** What the exercise asks **
Output the material below in full, exactly as it is.

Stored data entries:
begin
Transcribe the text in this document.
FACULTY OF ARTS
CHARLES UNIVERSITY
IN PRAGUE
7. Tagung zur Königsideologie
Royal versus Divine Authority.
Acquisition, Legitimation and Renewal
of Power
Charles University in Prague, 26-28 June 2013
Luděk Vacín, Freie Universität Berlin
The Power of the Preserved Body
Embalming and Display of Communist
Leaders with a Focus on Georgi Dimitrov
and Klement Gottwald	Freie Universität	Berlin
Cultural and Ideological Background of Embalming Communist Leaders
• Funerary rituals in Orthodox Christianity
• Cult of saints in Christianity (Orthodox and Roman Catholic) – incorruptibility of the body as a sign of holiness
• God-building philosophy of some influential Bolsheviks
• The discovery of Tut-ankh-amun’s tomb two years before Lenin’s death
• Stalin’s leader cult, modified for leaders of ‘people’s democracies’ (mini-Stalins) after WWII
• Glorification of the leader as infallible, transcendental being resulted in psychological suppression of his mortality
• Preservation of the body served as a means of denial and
end
** Exercise response **
Transcribe the text in this document.
FACULTY OF ARTS
CHARLES UNIVERSITY
IN PRAGUE
7. Tagung zur Königsideologie
Royal versus Divine Authority.
Acquisition, Legitimation and Renewal
of Power
Charles University in Prague, 26-28 June 2013
Luděk Vacín, Freie Universität Berlin
The Power of the Preserved Body
Embalming and Display of Communist
Leaders with a Focus on Georgi Dimitrov
and Klement Gottwald	Freie Universität	Berlin
Cultural and Ideological Background of Embalming Communist Leaders
• Funerary rituals in Orthodox Christianity
• Cult of saints in Christianity (Orthodox and Roman Catholic) – incorruptibility of the body as a sign of holiness
• God-building philosophy of some influential Bolsheviks
• The discovery of Tut-ankh-amun’s tomb two years before Lenin’s death
• Stalin’s leader cult, modified for leaders of ‘people’s democracies’ (mini-Stalins) after WWII
• Glorification of the leader as infallible, transcendental being resulted in psychological suppression of his mortality
• Preservation of the body served as a means of denial and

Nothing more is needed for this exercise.